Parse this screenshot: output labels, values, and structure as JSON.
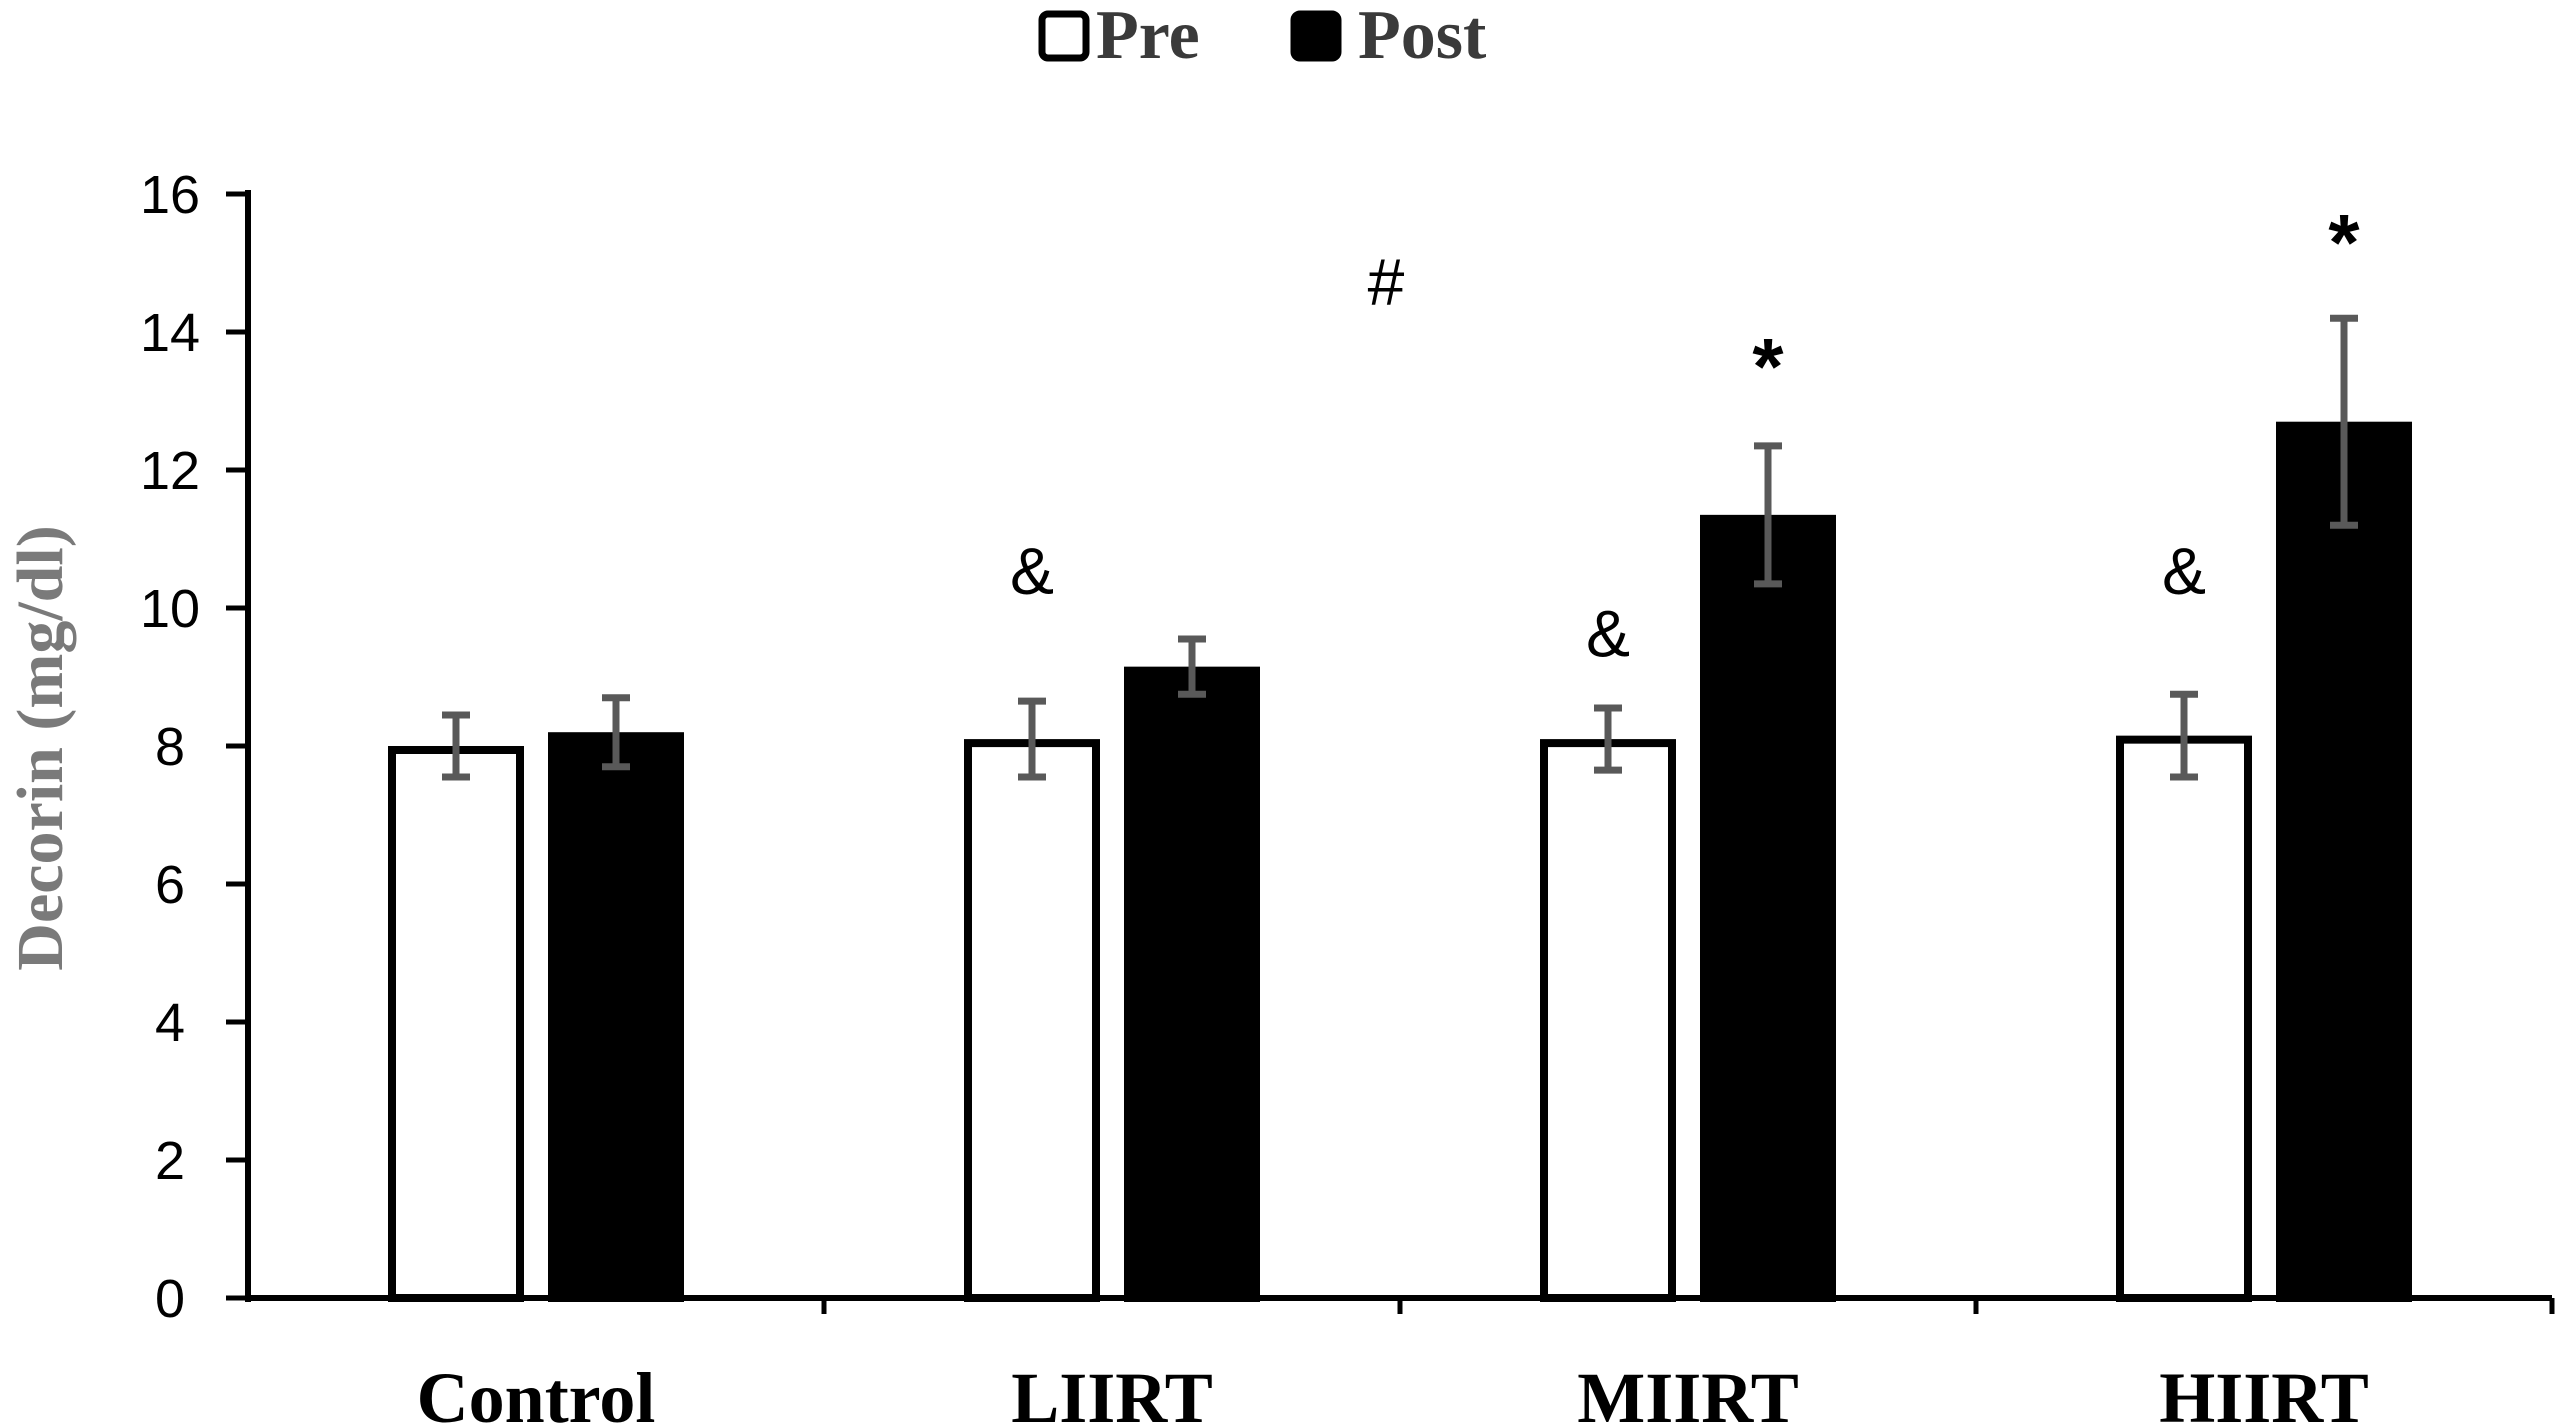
{
  "chart_data": {
    "type": "bar",
    "categories": [
      "Control",
      "LIIRT",
      "MIIRT",
      "HIIRT"
    ],
    "series": [
      {
        "name": "Pre",
        "values": [
          8.0,
          8.1,
          8.1,
          8.15
        ],
        "errors": [
          0.45,
          0.55,
          0.45,
          0.6
        ],
        "fill": "#ffffff",
        "stroke": "#000000"
      },
      {
        "name": "Post",
        "values": [
          8.2,
          9.15,
          11.35,
          12.7
        ],
        "errors": [
          0.5,
          0.4,
          1.0,
          1.5
        ],
        "fill": "#000000",
        "stroke": "#000000"
      }
    ],
    "ylabel": "Decorin (mg/dl)",
    "xlabel": "",
    "ylim": [
      0,
      16
    ],
    "yticks": [
      0,
      2,
      4,
      6,
      8,
      10,
      12,
      14,
      16
    ],
    "grid": false,
    "legend_position": "top-center",
    "error_bar_color": "#595959",
    "annotations": [
      {
        "text": "&",
        "category": "LIIRT",
        "series": "Pre",
        "y": 10.2
      },
      {
        "text": "&",
        "category": "MIIRT",
        "series": "Pre",
        "y": 9.3
      },
      {
        "text": "&",
        "category": "HIIRT",
        "series": "Pre",
        "y": 10.2
      },
      {
        "text": "*",
        "category": "MIIRT",
        "series": "Post",
        "y": 13.1
      },
      {
        "text": "*",
        "category": "HIIRT",
        "series": "Post",
        "y": 14.9
      },
      {
        "text": "#",
        "category": "LIIRT",
        "series": "between",
        "y": 14.4
      }
    ]
  }
}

==========

● TASK BRIEF
Each record should be quoted exactly, with the images omitted.

● COMPLETE ANSWER
Parse this screenshot: output labels, values, and structure as JSON.
{
  "chart_data": {
    "type": "bar",
    "categories": [
      "Control",
      "LIIRT",
      "MIIRT",
      "HIIRT"
    ],
    "series": [
      {
        "name": "Pre",
        "values": [
          8.0,
          8.1,
          8.1,
          8.15
        ],
        "errors": [
          0.45,
          0.55,
          0.45,
          0.6
        ],
        "fill": "#ffffff",
        "stroke": "#000000"
      },
      {
        "name": "Post",
        "values": [
          8.2,
          9.15,
          11.35,
          12.7
        ],
        "errors": [
          0.5,
          0.4,
          1.0,
          1.5
        ],
        "fill": "#000000",
        "stroke": "#000000"
      }
    ],
    "ylabel": "Decorin (mg/dl)",
    "xlabel": "",
    "ylim": [
      0,
      16
    ],
    "yticks": [
      0,
      2,
      4,
      6,
      8,
      10,
      12,
      14,
      16
    ],
    "grid": false,
    "legend_position": "top-center",
    "error_bar_color": "#595959",
    "annotations": [
      {
        "text": "&",
        "category": "LIIRT",
        "series": "Pre",
        "y": 10.2
      },
      {
        "text": "&",
        "category": "MIIRT",
        "series": "Pre",
        "y": 9.3
      },
      {
        "text": "&",
        "category": "HIIRT",
        "series": "Pre",
        "y": 10.2
      },
      {
        "text": "*",
        "category": "MIIRT",
        "series": "Post",
        "y": 13.1
      },
      {
        "text": "*",
        "category": "HIIRT",
        "series": "Post",
        "y": 14.9
      },
      {
        "text": "#",
        "category": "LIIRT",
        "series": "between",
        "y": 14.4
      }
    ]
  }
}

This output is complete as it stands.